Collected data entries
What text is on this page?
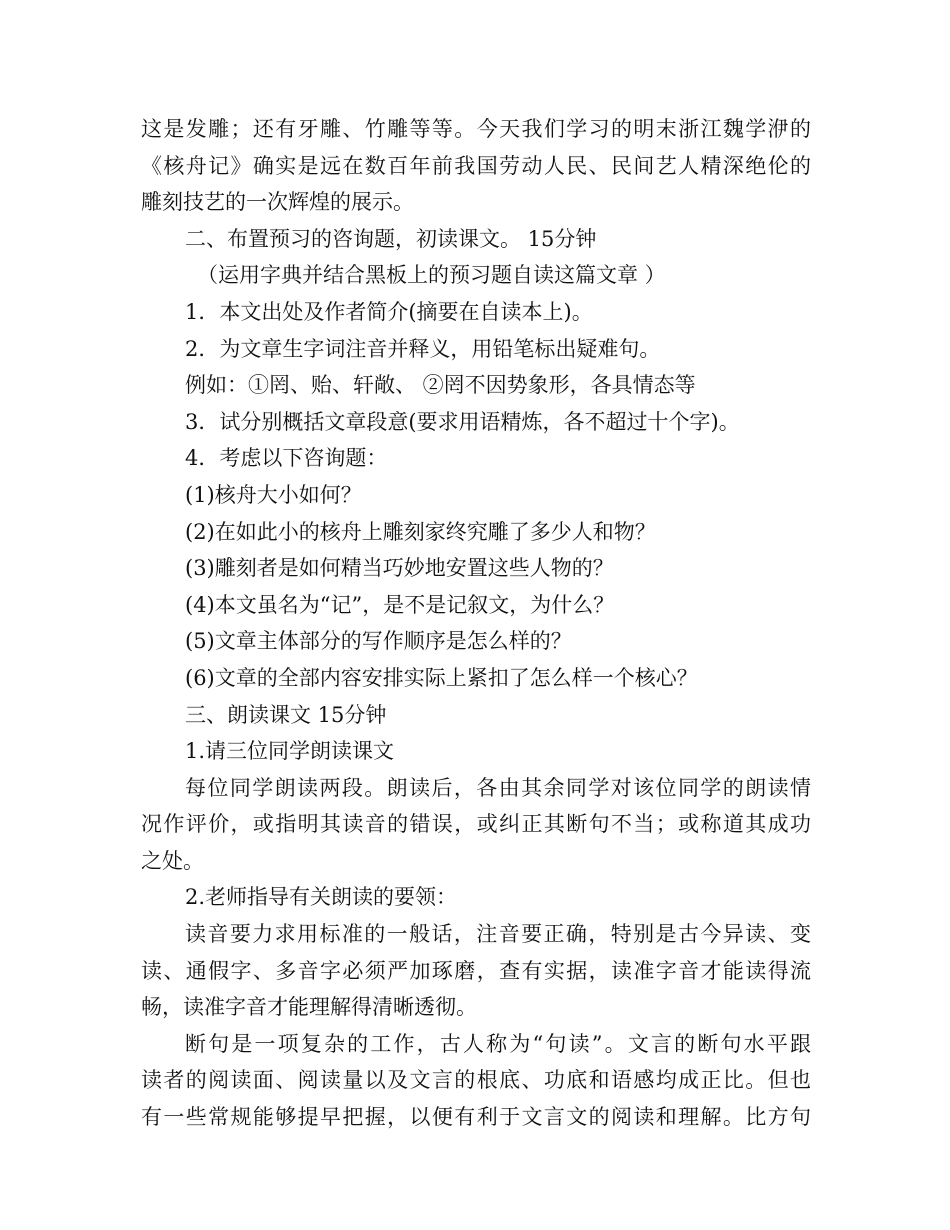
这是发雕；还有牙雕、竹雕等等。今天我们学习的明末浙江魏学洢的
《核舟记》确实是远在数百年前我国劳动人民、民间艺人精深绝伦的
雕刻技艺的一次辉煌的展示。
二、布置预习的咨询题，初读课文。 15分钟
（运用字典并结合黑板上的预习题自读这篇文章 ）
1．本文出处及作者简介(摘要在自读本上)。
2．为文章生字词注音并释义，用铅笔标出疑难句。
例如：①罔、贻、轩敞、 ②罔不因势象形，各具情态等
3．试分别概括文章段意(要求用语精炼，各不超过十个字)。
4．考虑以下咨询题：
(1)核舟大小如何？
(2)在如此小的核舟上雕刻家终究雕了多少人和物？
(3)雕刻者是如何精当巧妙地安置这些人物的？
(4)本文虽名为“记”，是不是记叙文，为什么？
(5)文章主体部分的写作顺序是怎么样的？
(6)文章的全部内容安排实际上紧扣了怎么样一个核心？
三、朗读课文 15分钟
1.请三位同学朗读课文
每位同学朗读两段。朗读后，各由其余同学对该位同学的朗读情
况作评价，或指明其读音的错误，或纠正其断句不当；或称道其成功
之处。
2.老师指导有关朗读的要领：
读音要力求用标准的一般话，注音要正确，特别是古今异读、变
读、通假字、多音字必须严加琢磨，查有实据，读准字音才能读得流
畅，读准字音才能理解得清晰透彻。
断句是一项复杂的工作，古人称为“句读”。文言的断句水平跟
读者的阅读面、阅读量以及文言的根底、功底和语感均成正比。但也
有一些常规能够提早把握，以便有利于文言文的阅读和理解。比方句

==

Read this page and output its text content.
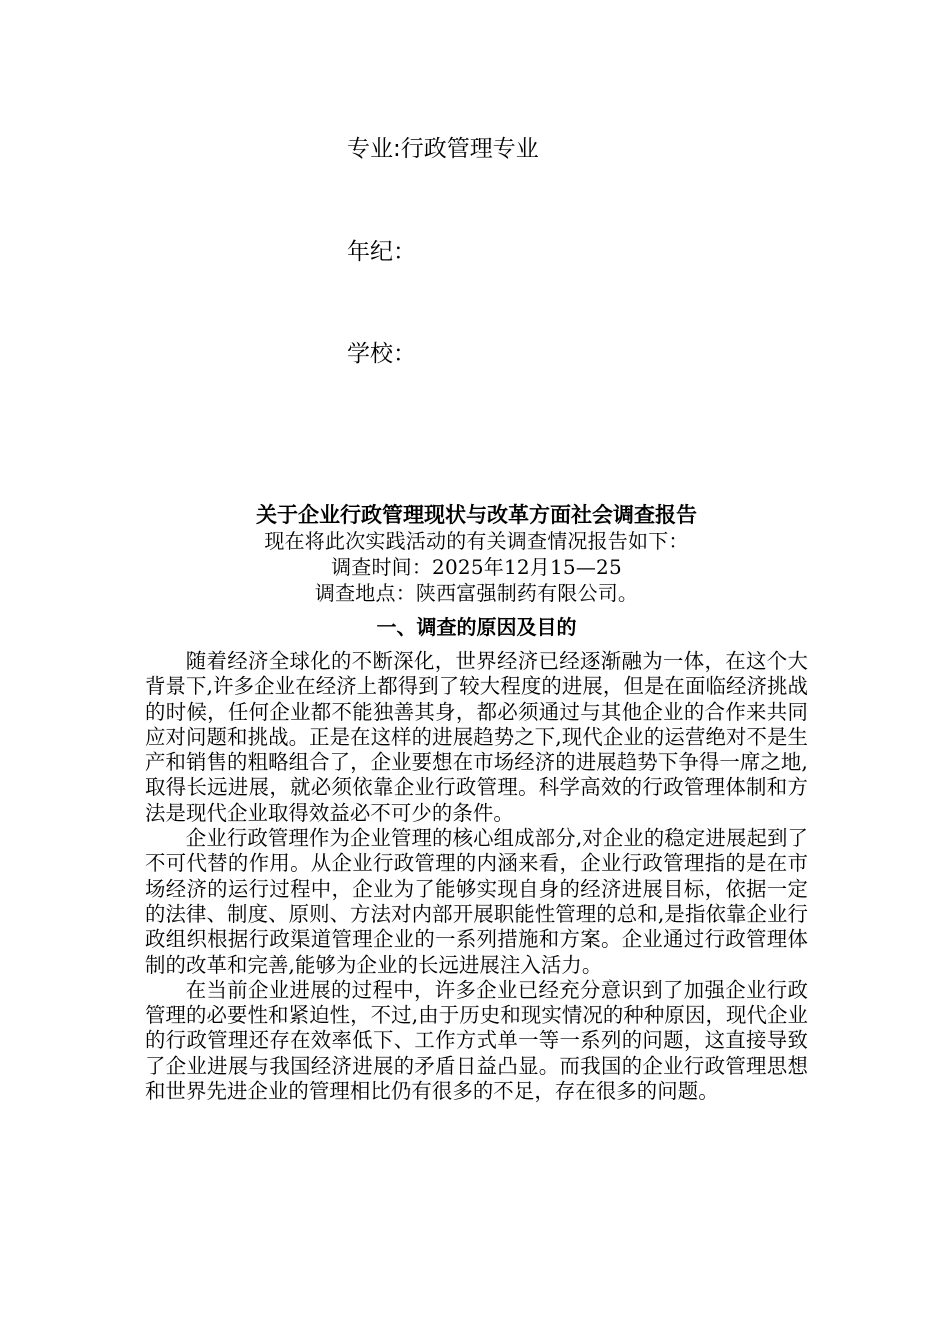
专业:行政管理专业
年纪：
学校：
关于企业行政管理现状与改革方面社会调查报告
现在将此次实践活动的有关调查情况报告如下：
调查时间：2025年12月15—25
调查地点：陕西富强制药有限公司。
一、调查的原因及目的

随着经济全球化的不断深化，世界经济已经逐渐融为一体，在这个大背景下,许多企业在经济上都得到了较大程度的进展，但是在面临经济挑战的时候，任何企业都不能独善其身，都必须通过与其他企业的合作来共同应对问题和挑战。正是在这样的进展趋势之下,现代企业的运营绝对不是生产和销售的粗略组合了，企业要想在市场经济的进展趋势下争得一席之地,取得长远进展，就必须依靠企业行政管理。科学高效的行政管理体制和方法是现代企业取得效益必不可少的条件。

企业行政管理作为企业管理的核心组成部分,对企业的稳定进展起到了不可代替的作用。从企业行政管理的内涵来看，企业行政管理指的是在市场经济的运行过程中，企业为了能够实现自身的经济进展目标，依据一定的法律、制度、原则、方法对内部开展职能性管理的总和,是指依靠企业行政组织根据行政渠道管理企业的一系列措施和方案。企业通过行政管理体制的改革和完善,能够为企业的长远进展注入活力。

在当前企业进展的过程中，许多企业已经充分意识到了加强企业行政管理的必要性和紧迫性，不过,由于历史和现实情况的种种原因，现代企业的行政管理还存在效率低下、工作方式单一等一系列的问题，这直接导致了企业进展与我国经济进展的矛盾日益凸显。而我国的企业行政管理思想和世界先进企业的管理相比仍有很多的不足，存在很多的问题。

#### [The problem]
Copy each line of the records that contains the word "text".

#### [Solution to the exercise]
What text is on this page?
Read this page and output its text content.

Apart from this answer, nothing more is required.